• TASK
Copy out each line from the material where the word "studies" is found.

• MATERIALS PROVIDED
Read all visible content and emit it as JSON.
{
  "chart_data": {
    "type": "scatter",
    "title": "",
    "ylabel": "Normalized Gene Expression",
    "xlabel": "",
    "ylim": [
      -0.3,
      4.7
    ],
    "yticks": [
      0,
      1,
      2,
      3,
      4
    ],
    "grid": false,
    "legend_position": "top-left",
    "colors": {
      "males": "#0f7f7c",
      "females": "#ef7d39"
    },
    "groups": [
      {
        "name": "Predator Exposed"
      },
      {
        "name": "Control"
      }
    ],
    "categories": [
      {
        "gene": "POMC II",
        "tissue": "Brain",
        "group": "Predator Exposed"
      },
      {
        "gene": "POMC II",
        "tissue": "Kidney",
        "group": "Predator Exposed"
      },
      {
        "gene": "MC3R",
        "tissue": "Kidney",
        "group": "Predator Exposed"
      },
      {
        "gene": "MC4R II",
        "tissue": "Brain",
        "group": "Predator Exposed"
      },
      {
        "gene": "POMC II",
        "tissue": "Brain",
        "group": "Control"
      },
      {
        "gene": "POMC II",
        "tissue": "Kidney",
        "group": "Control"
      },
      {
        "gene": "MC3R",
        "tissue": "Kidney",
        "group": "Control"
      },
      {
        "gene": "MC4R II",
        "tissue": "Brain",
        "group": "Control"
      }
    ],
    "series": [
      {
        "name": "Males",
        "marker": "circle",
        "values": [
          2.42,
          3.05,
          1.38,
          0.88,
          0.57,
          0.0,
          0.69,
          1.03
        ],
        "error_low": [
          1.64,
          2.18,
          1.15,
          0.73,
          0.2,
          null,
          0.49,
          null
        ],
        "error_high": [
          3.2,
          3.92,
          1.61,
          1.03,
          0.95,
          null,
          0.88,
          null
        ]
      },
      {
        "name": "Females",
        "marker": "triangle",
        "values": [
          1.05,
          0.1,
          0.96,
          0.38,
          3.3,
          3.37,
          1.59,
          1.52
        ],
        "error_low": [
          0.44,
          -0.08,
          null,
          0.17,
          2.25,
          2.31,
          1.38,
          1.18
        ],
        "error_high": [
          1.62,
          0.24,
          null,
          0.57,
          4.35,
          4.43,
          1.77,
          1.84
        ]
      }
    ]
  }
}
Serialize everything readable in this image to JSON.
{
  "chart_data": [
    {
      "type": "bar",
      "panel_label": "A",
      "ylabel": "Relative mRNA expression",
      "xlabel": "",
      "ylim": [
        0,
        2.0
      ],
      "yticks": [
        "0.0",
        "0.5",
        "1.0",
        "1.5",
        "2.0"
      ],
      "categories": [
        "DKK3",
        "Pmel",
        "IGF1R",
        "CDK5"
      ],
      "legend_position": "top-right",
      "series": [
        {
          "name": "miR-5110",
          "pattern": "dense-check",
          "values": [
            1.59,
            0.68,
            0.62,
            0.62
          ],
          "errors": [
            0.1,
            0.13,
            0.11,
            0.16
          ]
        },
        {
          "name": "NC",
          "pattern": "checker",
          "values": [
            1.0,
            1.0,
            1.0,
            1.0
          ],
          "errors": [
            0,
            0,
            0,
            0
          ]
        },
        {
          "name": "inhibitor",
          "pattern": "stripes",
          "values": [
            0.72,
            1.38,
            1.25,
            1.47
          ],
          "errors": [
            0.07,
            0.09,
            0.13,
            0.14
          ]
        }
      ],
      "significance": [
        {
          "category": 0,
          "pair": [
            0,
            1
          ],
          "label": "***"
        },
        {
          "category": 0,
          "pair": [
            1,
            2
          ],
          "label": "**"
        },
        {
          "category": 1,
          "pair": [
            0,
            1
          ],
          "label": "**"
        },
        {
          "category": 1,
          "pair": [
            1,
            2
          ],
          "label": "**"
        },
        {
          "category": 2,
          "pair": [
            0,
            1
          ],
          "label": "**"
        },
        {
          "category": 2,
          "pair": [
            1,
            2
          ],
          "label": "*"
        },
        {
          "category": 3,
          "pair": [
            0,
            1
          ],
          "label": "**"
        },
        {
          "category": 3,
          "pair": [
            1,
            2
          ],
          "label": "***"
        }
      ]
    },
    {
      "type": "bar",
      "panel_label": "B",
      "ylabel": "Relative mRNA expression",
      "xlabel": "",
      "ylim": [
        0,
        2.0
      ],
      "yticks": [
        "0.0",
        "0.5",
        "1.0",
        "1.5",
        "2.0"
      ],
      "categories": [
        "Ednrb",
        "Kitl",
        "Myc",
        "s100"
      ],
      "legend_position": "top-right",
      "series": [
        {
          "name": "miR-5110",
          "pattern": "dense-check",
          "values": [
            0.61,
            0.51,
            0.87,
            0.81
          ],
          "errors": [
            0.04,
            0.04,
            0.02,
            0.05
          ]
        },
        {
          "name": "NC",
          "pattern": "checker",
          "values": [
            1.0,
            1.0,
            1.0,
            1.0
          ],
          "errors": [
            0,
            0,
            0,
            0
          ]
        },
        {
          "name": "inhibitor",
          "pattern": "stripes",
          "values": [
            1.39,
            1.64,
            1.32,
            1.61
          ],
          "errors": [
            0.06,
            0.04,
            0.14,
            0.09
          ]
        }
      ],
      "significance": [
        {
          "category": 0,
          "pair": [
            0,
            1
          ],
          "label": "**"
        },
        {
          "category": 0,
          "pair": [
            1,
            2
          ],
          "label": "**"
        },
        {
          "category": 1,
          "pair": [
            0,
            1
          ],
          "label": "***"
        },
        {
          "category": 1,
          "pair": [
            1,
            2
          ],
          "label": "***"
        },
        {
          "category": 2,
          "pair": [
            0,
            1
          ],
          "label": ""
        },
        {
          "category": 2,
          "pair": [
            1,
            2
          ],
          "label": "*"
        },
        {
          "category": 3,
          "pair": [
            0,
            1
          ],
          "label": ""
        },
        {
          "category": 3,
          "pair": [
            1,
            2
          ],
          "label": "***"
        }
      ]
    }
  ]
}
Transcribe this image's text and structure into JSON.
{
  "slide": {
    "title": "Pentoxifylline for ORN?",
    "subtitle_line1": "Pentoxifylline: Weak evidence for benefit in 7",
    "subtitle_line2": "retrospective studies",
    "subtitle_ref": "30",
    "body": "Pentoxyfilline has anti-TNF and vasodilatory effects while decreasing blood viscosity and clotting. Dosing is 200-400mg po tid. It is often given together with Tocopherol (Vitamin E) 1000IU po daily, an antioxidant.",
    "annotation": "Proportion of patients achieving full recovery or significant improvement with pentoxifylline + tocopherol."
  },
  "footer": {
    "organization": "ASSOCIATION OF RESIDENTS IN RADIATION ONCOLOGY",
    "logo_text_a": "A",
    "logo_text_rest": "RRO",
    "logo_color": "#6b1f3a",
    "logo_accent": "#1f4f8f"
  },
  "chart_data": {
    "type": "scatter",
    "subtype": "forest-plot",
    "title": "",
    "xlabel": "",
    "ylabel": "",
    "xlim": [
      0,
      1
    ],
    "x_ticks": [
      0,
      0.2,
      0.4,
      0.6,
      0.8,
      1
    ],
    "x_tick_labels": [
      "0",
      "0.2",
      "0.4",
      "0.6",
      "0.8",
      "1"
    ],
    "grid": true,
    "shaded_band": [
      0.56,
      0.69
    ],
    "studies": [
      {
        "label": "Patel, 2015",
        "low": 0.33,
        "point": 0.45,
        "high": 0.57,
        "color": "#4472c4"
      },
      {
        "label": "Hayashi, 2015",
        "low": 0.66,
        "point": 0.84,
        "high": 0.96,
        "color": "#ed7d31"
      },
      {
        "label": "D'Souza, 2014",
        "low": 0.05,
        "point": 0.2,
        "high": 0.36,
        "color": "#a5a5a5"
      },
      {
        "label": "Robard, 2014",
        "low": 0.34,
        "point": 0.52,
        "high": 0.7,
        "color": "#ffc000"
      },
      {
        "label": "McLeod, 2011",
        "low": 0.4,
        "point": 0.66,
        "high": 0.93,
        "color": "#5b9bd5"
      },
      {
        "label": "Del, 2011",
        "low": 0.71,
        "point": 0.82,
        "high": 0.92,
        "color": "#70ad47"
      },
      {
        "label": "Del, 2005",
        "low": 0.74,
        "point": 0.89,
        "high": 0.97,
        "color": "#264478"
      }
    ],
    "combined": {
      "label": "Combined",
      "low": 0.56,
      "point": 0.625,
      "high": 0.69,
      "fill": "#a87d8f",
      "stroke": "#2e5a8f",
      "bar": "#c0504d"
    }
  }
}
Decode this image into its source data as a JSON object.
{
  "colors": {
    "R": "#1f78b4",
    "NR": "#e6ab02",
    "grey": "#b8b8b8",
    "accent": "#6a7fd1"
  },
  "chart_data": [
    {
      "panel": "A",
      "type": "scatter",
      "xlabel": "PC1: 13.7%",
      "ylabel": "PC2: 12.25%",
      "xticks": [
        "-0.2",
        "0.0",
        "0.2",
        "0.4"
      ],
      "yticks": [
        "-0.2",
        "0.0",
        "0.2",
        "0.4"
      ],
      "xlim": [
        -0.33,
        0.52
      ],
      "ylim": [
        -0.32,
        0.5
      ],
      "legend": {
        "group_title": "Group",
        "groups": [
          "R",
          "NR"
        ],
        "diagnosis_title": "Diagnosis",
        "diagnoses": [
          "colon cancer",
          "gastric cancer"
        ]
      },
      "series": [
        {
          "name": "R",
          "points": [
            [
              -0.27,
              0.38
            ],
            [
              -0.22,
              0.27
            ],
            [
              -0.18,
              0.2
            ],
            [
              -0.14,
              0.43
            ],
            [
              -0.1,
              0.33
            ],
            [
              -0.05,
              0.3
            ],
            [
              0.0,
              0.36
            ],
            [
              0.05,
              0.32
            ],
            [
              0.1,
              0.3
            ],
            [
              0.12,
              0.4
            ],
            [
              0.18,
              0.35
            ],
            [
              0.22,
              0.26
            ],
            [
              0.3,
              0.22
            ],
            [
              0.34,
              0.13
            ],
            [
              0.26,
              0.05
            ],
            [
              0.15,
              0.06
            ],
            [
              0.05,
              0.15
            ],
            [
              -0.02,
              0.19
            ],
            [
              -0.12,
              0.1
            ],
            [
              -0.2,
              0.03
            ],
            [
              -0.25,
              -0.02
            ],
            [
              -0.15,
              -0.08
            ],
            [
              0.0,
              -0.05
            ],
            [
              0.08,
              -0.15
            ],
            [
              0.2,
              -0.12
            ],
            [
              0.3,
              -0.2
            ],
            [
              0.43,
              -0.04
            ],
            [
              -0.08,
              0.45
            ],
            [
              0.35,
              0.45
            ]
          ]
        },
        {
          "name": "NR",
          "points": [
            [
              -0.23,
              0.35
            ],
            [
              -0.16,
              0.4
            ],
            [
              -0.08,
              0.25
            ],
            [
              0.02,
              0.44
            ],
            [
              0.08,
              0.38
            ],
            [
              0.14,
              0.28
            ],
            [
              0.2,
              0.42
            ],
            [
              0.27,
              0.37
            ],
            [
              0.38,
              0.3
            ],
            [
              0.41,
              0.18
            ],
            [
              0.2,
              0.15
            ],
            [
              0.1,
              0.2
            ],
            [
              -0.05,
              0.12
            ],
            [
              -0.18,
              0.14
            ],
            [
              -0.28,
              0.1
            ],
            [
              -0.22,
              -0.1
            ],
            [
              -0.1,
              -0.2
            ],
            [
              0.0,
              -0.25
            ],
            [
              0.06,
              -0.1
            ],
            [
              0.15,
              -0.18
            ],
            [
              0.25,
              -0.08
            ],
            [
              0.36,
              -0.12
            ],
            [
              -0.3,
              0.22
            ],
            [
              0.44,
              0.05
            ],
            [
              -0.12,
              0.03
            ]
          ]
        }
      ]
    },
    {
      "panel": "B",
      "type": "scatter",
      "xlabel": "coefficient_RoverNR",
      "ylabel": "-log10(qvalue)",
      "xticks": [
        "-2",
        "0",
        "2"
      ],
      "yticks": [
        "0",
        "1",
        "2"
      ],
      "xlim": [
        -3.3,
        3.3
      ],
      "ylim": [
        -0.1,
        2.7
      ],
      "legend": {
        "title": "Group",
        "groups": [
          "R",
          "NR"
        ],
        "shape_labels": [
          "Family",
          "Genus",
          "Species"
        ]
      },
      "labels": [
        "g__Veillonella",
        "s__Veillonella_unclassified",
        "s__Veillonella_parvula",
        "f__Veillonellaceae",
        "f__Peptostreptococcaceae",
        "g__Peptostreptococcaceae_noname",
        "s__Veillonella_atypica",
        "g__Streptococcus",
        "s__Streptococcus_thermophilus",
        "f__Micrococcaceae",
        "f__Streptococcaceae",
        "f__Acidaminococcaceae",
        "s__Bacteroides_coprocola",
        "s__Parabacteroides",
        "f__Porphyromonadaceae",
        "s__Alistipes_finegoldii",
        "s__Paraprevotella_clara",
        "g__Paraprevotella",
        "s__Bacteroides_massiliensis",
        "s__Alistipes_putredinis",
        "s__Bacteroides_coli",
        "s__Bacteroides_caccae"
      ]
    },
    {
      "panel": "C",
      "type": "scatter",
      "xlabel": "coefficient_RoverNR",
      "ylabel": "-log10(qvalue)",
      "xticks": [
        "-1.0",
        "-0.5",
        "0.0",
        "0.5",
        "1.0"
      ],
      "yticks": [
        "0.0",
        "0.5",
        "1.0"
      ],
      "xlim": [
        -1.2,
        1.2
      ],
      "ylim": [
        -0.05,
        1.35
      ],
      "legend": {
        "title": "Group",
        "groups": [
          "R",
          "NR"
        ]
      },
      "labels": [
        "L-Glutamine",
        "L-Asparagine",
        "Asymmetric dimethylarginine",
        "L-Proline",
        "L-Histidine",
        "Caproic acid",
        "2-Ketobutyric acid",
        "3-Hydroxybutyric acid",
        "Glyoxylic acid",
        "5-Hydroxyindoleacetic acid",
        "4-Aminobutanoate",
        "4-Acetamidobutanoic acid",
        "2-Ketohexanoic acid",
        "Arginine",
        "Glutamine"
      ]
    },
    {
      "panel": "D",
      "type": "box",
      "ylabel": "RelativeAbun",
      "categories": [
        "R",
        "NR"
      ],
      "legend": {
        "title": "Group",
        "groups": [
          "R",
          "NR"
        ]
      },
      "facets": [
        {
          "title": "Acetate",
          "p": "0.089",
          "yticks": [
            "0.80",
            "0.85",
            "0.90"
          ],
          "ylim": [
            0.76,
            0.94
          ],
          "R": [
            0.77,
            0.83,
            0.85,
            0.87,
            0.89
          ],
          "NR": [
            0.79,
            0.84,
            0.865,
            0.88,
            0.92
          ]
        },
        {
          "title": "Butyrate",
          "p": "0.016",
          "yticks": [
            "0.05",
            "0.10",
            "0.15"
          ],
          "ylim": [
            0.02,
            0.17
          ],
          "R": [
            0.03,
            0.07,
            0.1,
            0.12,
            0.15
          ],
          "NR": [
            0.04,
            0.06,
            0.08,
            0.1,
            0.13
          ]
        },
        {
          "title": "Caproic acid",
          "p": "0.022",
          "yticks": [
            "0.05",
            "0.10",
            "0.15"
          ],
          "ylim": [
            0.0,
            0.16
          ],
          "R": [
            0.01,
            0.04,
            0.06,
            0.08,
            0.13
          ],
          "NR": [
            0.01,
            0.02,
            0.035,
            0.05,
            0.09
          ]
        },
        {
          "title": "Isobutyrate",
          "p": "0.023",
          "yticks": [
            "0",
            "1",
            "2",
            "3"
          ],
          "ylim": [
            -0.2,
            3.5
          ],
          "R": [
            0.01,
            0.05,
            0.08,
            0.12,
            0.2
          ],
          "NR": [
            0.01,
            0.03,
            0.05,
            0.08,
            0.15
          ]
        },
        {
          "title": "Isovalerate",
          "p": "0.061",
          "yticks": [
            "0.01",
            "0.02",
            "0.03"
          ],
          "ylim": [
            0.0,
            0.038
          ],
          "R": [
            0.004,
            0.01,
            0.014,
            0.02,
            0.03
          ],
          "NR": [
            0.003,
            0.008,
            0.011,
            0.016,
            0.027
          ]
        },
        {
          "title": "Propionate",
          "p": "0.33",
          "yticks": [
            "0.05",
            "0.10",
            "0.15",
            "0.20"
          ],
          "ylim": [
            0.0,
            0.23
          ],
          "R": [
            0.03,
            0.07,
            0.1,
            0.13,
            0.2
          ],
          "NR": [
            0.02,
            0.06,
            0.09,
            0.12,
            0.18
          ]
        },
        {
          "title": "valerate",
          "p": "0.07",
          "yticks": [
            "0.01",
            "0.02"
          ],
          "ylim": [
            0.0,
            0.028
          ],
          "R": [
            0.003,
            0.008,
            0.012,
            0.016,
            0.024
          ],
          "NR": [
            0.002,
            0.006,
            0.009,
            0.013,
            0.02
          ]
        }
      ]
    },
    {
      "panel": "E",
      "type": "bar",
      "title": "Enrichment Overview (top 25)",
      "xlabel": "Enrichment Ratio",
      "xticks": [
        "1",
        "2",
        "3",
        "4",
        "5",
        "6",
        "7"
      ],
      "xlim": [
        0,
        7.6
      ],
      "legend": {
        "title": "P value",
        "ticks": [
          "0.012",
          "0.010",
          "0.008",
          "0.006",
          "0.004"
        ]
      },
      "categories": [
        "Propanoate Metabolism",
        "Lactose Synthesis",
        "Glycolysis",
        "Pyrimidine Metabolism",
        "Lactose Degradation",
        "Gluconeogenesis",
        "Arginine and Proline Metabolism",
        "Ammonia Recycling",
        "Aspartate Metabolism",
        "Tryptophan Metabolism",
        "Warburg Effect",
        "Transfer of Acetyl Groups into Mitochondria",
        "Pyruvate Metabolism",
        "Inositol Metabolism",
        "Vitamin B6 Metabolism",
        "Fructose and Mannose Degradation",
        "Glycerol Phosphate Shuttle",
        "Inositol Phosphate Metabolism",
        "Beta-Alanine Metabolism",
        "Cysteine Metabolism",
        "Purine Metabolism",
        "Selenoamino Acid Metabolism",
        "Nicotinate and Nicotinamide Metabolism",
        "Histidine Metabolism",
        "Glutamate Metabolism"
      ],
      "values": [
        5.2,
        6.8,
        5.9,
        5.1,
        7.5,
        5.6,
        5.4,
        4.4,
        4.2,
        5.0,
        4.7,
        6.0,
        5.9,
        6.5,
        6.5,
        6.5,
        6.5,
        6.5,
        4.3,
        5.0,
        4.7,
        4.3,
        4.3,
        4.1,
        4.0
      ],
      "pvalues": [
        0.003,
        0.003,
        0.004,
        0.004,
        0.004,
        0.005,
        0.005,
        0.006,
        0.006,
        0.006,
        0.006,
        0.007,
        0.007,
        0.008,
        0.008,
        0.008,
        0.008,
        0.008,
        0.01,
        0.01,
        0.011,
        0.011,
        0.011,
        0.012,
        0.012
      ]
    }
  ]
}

• ANSWER SPACE
    "subtitle_line2": "retrospective studies",
    "studies": [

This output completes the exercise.